• What to work on: Pick out every line with the word "screenshot" and copy it.

******

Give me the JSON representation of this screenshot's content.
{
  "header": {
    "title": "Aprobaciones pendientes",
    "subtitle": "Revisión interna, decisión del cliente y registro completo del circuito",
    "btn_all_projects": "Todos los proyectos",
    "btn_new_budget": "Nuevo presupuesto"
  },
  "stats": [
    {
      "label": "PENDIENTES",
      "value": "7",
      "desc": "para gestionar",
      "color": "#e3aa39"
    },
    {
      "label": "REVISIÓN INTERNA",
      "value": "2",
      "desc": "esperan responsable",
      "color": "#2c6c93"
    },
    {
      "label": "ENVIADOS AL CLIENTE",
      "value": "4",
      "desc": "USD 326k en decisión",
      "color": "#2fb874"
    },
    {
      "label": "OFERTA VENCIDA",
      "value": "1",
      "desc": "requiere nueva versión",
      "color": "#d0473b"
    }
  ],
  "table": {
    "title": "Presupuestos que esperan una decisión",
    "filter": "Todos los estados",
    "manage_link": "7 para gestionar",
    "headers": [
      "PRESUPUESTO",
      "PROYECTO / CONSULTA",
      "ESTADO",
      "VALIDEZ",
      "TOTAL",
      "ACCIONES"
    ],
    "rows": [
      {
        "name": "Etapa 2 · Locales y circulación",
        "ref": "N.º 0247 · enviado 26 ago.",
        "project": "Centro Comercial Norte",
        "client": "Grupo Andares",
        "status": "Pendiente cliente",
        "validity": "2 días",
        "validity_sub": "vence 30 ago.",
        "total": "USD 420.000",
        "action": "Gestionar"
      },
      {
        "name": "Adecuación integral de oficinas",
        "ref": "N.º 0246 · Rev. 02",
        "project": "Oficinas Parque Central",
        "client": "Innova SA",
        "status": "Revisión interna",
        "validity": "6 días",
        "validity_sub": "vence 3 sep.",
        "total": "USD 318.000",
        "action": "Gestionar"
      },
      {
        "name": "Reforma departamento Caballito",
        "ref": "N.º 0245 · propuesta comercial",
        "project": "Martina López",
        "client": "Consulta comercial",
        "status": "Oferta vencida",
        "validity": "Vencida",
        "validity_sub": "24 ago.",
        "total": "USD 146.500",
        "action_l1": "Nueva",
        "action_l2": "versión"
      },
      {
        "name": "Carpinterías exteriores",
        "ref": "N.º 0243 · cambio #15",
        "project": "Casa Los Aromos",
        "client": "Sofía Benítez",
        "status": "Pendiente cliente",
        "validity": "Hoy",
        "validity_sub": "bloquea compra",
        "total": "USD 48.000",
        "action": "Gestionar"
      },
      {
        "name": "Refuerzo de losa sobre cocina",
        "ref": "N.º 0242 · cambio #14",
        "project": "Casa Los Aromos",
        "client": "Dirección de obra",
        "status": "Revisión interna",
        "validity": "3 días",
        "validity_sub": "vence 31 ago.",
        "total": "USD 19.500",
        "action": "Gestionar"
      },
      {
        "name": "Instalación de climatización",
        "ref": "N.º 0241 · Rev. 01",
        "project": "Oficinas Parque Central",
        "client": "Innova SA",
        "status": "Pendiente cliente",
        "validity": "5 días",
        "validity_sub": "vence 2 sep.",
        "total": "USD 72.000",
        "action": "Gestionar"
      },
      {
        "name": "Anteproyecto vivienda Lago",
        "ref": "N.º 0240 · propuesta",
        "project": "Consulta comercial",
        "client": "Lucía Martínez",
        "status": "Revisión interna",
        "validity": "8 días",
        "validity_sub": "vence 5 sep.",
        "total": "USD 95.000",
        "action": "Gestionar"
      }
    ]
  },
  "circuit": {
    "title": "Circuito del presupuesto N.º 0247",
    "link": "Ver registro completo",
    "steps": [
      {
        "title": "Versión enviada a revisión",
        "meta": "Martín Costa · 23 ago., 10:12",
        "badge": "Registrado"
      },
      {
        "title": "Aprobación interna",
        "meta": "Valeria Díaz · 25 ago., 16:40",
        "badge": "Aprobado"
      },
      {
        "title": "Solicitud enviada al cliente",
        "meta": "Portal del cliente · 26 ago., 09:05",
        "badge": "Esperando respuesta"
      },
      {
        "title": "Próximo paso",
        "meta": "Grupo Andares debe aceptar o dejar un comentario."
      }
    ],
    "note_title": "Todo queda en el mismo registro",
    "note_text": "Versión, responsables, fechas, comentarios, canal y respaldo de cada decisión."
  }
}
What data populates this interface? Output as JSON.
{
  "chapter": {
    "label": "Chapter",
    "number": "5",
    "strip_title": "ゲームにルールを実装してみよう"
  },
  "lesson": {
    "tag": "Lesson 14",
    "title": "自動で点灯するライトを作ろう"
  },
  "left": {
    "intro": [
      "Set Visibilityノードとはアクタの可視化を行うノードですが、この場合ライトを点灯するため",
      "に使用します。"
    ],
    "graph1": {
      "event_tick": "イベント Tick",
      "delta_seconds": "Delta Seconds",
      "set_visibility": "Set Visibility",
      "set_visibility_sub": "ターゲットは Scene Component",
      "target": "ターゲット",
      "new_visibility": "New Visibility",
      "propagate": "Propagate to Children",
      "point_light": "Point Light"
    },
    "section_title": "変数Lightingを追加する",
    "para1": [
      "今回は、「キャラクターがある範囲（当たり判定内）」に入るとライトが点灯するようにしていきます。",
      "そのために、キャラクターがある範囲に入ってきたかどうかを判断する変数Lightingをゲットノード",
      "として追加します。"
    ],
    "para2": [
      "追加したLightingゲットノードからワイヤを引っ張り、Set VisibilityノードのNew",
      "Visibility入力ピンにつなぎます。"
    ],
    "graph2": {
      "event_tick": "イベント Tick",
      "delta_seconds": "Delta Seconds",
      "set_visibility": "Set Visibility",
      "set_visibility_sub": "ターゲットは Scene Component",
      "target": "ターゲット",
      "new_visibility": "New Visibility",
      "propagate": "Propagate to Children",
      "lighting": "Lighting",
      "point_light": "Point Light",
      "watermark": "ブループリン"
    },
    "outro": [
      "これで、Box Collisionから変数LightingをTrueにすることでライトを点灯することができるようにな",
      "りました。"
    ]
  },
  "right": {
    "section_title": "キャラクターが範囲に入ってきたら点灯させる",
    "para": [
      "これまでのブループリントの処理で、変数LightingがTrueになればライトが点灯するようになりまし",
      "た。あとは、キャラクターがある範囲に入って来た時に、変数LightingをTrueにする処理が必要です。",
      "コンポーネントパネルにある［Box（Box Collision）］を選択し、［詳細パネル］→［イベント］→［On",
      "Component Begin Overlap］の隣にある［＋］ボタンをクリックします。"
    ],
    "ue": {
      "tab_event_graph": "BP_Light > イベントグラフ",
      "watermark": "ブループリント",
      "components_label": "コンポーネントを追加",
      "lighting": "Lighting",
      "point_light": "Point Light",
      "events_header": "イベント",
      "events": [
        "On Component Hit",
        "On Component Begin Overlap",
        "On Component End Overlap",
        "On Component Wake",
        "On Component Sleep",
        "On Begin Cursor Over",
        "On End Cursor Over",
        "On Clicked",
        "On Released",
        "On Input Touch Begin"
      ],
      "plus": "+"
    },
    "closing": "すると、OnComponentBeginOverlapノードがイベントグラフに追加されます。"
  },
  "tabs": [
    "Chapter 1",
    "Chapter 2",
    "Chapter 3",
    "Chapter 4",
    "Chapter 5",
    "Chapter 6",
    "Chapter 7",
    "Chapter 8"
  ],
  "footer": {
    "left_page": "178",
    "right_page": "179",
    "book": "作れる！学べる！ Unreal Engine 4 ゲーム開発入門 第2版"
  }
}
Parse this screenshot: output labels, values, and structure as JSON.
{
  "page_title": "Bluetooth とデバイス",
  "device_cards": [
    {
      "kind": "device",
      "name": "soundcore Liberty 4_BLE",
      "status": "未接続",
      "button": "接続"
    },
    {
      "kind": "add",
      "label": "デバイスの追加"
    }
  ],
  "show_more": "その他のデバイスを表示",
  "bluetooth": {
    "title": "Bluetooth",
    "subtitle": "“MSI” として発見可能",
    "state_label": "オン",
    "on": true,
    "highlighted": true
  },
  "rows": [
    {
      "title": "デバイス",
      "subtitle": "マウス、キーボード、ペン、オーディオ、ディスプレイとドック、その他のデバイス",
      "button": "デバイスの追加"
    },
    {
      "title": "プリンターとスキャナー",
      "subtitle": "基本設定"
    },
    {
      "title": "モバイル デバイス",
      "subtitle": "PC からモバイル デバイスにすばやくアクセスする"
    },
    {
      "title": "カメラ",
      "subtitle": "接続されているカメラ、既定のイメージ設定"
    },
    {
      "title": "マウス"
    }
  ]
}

******

• Final answer:
Give me the JSON representation of this screenshot's content.
Parse this screenshot: output labels, values, and structure as JSON.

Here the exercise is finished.